# Materials provided start
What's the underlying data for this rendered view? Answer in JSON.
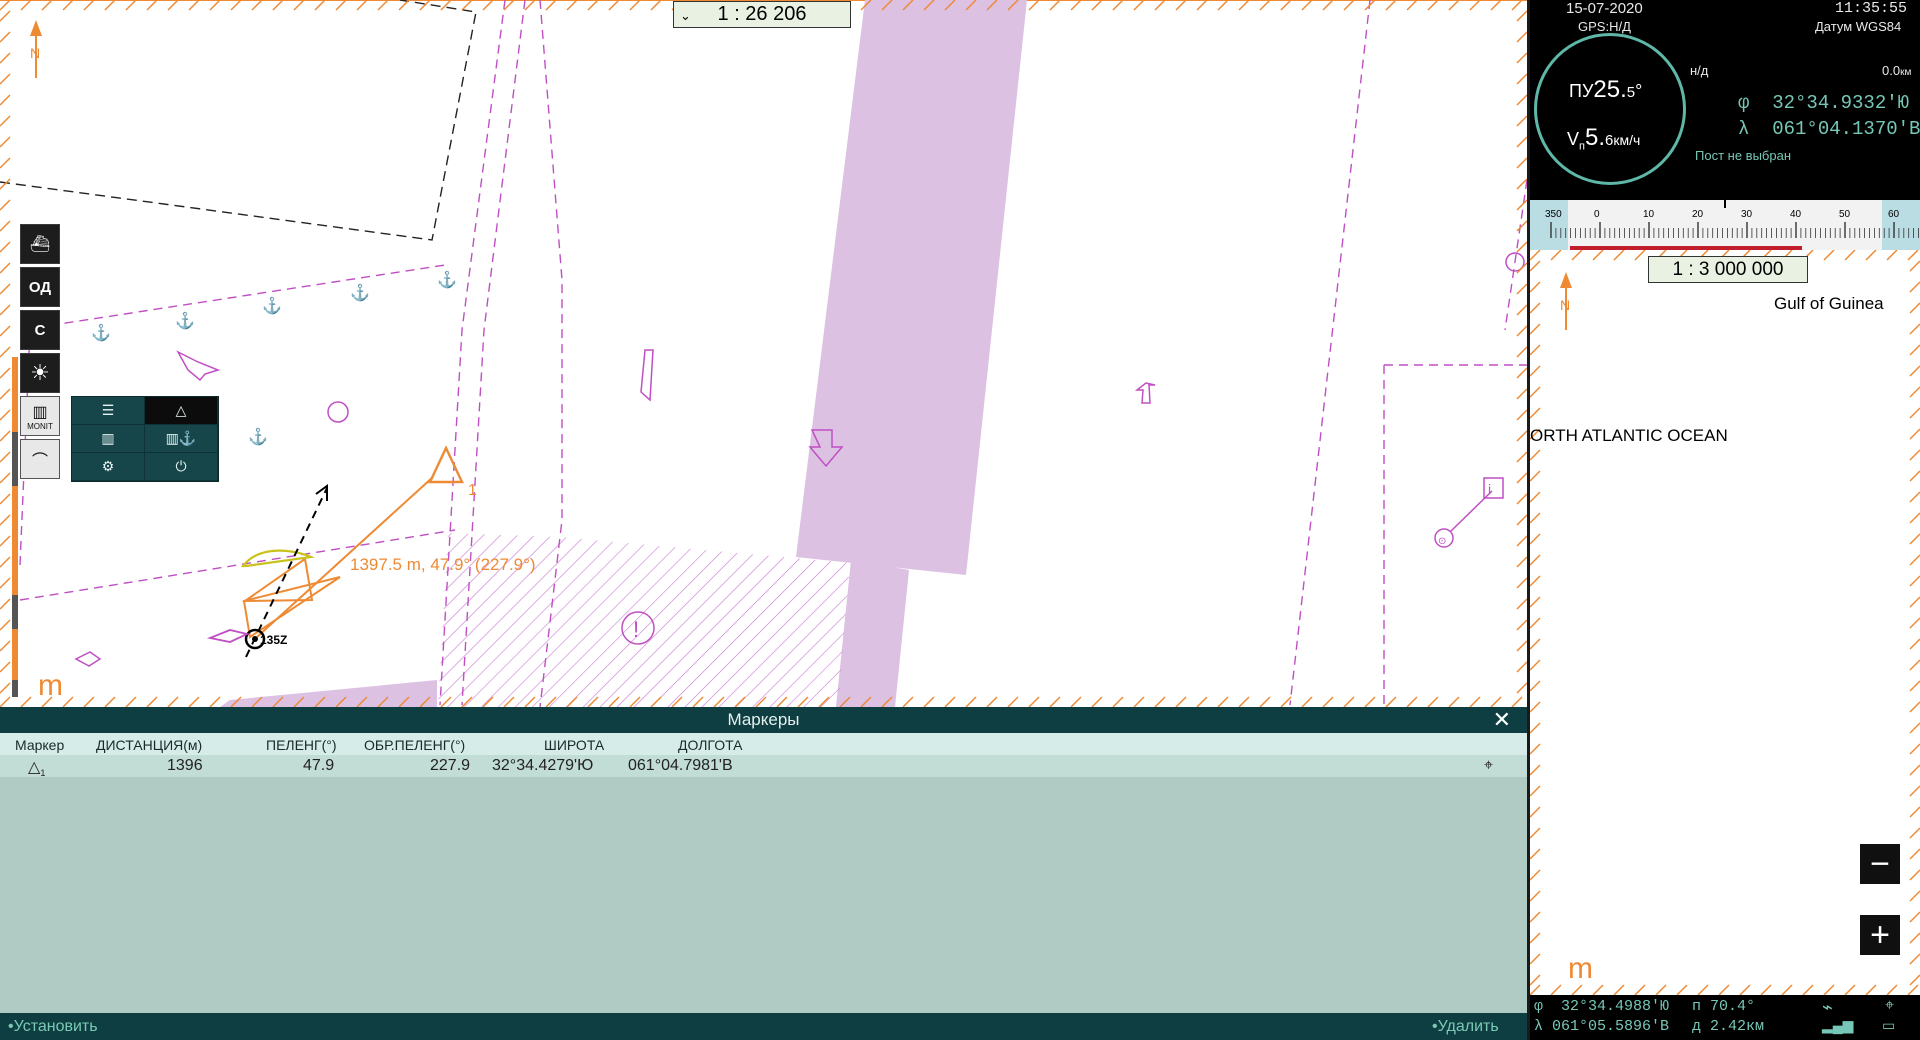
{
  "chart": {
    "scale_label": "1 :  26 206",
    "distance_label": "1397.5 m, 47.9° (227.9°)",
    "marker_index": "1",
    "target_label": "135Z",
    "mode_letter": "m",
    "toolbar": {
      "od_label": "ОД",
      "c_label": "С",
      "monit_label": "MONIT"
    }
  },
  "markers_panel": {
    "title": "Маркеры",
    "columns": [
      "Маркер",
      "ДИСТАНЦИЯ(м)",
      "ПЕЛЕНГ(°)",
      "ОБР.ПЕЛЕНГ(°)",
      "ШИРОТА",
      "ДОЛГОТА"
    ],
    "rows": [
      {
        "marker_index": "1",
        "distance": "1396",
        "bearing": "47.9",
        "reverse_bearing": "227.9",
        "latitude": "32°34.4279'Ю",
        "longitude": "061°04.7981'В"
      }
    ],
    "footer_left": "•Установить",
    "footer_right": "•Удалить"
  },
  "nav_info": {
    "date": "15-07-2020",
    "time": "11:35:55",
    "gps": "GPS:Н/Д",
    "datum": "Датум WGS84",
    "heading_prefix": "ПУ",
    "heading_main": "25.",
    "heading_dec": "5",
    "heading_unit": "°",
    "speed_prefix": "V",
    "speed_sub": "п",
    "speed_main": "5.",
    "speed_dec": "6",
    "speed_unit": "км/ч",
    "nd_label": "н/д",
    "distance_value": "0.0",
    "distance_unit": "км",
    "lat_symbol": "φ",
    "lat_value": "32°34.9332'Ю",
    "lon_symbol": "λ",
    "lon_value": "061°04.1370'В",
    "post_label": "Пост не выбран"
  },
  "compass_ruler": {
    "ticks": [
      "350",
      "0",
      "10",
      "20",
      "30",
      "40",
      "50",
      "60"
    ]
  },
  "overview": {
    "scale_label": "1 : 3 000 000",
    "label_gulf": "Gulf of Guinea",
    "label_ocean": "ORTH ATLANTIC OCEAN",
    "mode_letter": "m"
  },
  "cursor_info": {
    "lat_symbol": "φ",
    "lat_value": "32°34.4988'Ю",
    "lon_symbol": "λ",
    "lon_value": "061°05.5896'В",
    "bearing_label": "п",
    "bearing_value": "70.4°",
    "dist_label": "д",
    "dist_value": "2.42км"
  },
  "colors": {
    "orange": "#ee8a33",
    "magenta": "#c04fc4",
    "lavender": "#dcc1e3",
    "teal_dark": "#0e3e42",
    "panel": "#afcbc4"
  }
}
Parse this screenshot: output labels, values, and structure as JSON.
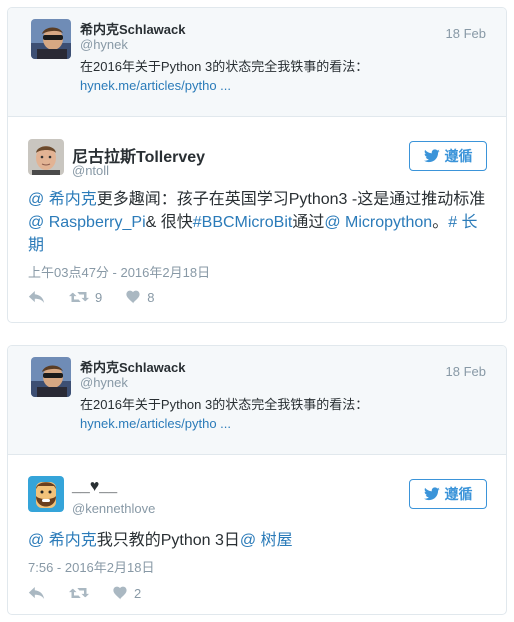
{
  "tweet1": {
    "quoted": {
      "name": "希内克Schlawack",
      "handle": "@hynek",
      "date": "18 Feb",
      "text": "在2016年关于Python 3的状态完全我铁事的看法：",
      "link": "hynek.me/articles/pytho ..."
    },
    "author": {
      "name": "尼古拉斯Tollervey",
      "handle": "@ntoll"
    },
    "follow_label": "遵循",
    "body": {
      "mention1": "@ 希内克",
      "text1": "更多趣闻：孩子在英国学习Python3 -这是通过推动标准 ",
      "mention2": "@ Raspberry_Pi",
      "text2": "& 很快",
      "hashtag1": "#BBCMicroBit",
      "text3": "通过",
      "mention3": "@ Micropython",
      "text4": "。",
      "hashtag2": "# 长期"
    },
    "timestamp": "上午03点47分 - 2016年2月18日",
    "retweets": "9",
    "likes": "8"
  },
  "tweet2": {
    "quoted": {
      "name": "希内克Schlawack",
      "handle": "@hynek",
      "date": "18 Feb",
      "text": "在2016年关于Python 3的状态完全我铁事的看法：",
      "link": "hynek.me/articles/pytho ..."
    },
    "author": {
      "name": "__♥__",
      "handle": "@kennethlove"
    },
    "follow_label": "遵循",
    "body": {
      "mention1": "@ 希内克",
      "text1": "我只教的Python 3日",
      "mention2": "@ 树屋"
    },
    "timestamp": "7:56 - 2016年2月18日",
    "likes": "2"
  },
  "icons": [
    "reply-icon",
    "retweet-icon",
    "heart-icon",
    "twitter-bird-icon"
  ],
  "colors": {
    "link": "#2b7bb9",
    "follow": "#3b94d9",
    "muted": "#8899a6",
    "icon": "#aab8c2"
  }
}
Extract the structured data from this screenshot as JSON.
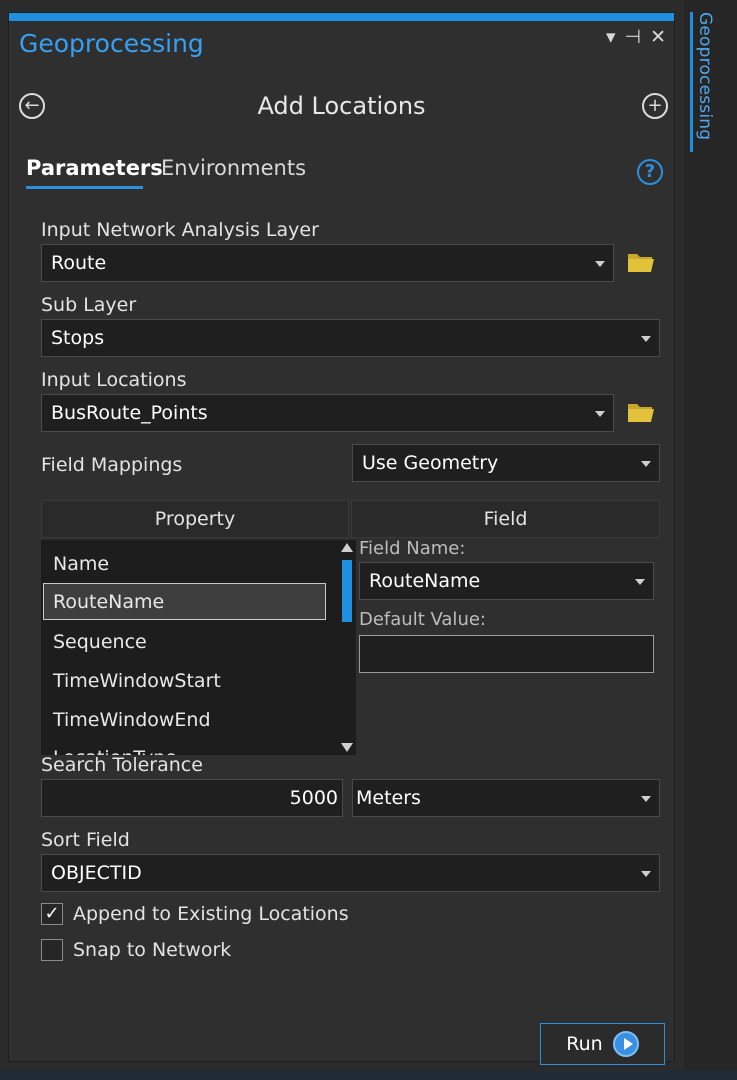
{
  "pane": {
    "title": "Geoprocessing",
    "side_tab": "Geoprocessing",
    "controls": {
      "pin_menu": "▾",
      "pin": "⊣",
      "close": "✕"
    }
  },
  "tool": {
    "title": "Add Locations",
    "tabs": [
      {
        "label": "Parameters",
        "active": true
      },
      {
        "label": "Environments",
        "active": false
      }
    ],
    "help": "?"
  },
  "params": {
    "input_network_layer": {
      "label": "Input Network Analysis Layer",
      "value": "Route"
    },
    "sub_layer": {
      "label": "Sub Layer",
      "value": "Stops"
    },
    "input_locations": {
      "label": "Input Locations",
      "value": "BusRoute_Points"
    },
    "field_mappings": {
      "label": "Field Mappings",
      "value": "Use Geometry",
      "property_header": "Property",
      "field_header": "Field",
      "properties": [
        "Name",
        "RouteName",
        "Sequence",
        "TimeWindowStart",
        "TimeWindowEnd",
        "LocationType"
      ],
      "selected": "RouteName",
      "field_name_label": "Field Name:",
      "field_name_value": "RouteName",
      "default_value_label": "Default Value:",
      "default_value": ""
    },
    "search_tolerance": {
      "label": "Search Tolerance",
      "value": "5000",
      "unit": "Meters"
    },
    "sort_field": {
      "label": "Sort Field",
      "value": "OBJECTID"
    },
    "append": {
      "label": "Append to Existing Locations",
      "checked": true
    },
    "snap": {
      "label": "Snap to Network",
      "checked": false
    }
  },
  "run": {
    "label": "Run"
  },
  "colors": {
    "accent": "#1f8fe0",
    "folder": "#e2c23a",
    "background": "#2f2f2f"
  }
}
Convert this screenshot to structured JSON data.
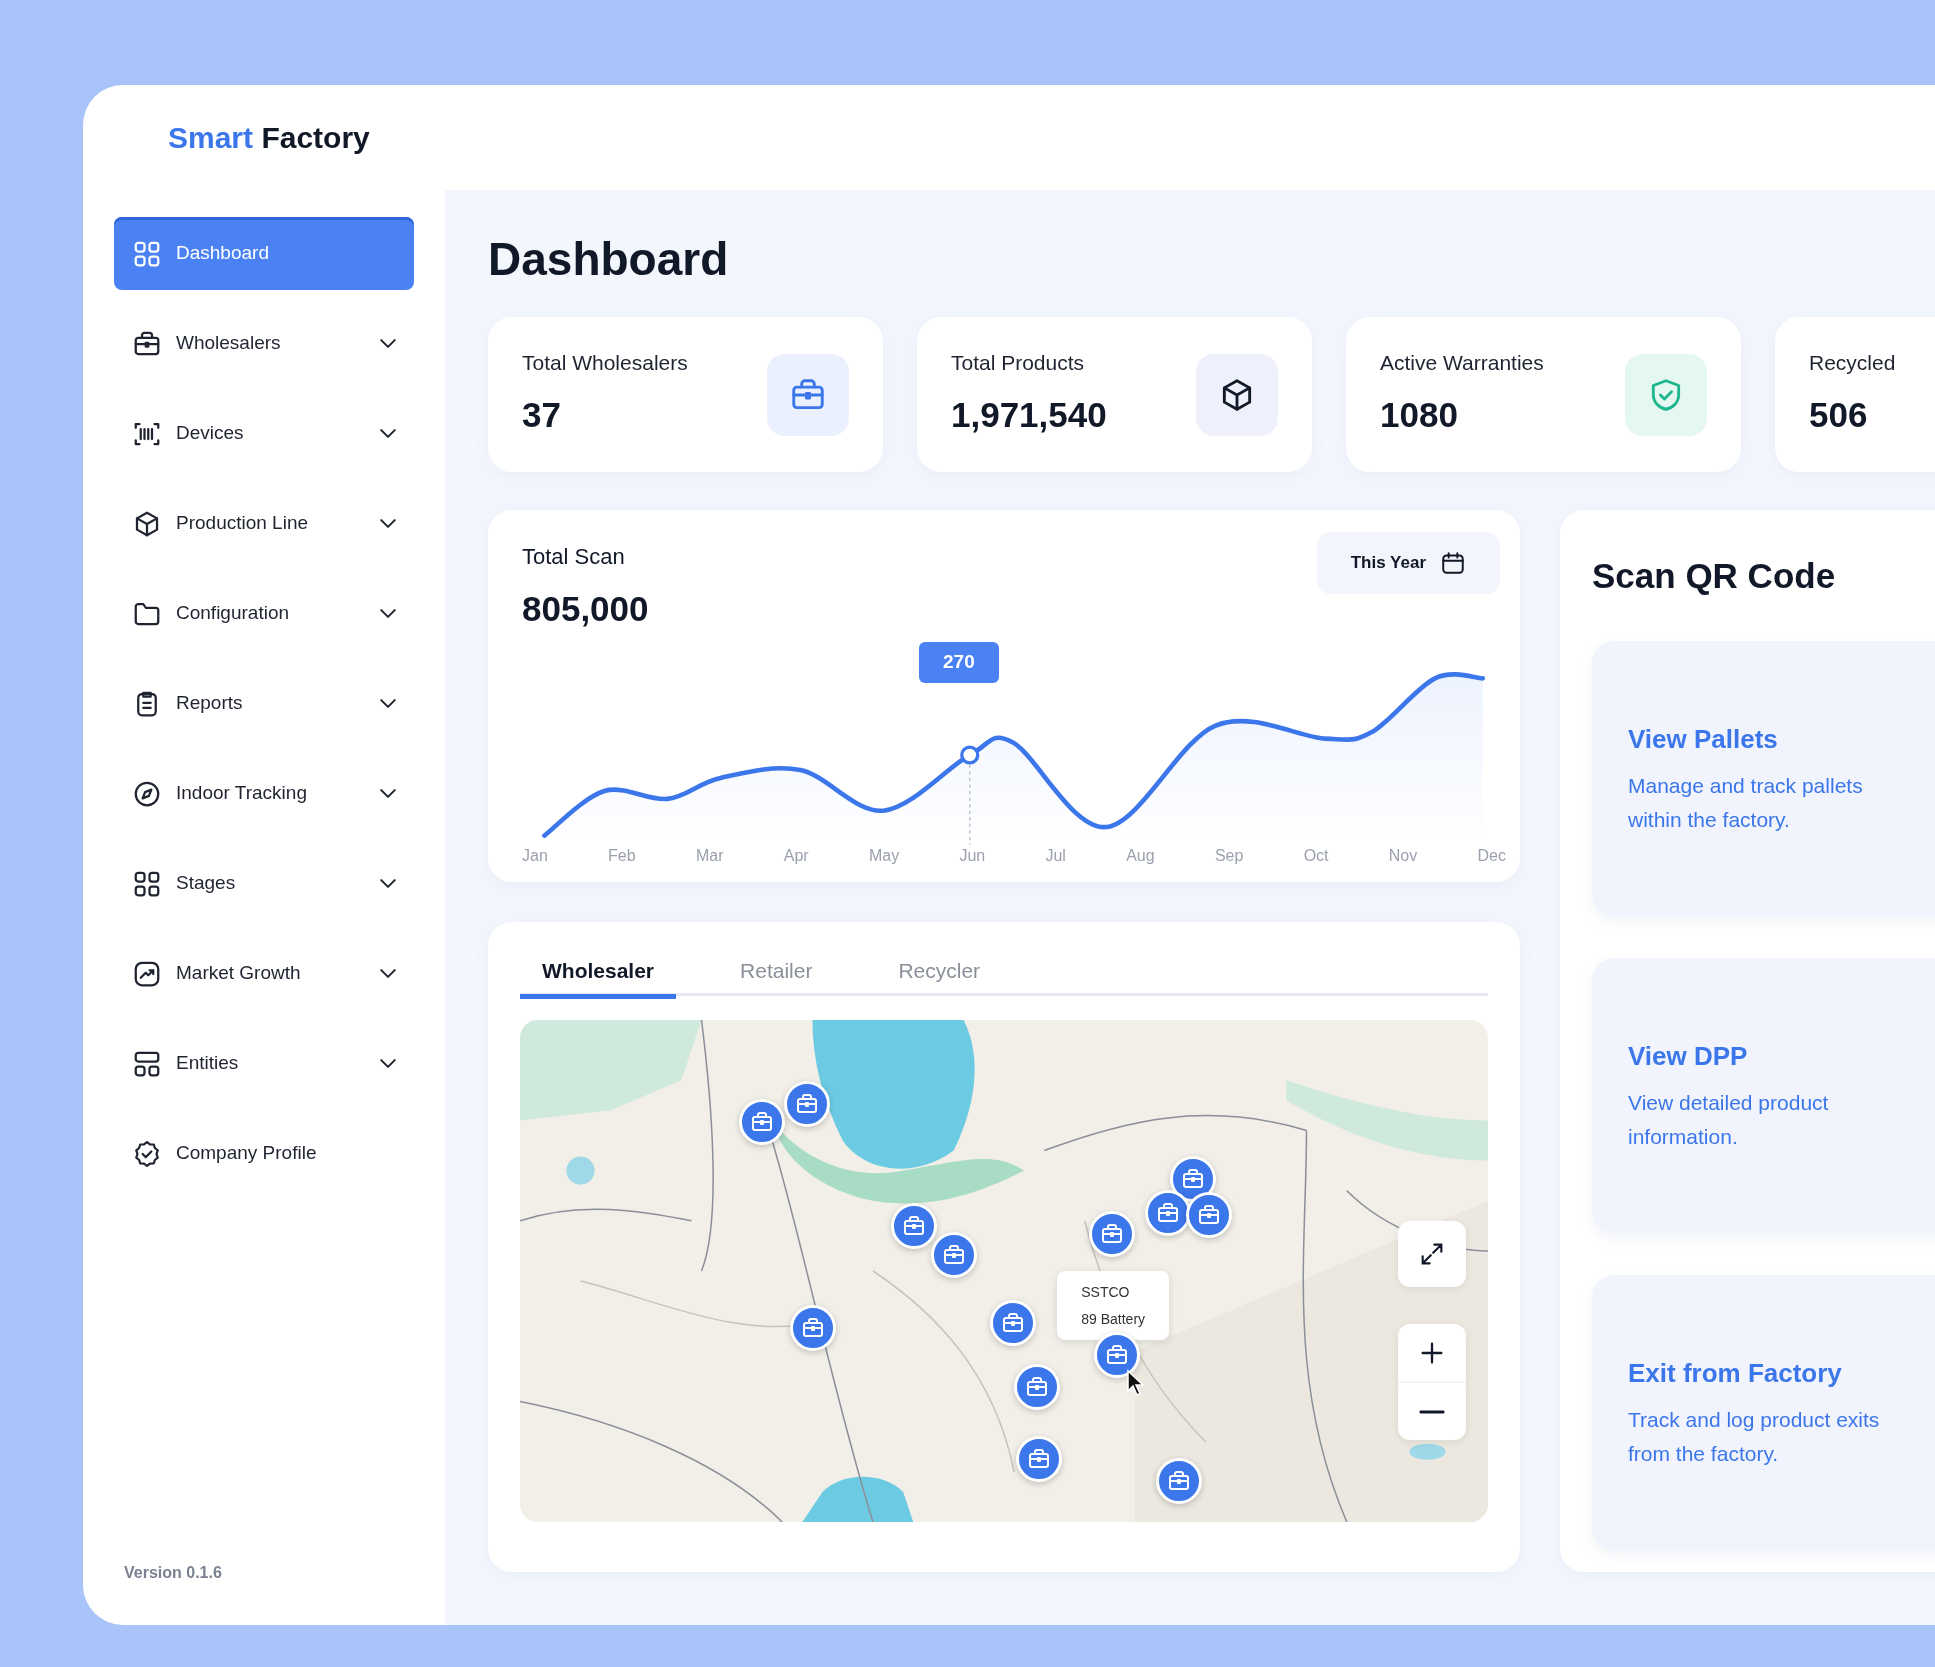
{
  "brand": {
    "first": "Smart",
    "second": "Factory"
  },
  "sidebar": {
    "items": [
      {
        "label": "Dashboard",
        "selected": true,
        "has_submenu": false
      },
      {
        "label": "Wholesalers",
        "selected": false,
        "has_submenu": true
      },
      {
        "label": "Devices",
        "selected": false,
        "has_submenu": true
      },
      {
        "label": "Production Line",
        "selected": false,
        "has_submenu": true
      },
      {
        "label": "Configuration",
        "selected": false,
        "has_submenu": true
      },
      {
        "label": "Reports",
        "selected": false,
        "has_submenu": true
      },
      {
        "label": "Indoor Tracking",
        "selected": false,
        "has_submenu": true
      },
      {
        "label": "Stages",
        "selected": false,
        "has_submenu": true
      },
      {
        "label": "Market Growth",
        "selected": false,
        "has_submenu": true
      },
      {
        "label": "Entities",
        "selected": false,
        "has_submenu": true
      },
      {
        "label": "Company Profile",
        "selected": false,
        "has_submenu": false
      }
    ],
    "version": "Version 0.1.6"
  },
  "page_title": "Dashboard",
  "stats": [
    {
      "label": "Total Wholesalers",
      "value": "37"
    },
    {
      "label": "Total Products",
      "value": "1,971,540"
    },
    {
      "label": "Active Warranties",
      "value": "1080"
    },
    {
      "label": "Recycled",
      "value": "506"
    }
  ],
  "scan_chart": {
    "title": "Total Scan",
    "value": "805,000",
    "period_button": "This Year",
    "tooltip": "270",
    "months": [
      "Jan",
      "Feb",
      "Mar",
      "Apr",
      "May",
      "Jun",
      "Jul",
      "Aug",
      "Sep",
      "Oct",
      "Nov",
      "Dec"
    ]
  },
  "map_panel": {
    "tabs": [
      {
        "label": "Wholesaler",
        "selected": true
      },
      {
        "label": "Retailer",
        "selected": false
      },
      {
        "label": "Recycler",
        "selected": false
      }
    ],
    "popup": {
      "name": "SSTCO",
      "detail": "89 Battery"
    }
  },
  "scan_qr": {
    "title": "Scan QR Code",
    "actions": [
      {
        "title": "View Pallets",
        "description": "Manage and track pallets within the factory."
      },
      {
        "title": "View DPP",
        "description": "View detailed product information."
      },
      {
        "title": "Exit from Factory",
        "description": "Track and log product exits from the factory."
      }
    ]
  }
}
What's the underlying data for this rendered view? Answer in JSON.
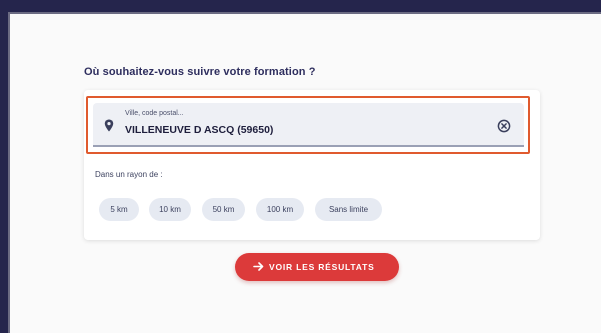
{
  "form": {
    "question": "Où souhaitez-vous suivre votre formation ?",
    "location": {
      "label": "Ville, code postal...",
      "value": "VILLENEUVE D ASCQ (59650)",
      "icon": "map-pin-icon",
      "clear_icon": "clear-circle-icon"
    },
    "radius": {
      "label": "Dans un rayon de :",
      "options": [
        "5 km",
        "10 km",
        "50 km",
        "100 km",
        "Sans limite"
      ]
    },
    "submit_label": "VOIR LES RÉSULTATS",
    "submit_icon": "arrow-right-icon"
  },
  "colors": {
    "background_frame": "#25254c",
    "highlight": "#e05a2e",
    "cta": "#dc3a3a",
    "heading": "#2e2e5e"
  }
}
# Materials provided end
→ **Given request**:
Copy out every line with the word "description".

→ **Output for this task**:
        "description": "Manage and track pallets within the factory."
        "description": "View detailed product information."
        "description": "Track and log product exits from the factory."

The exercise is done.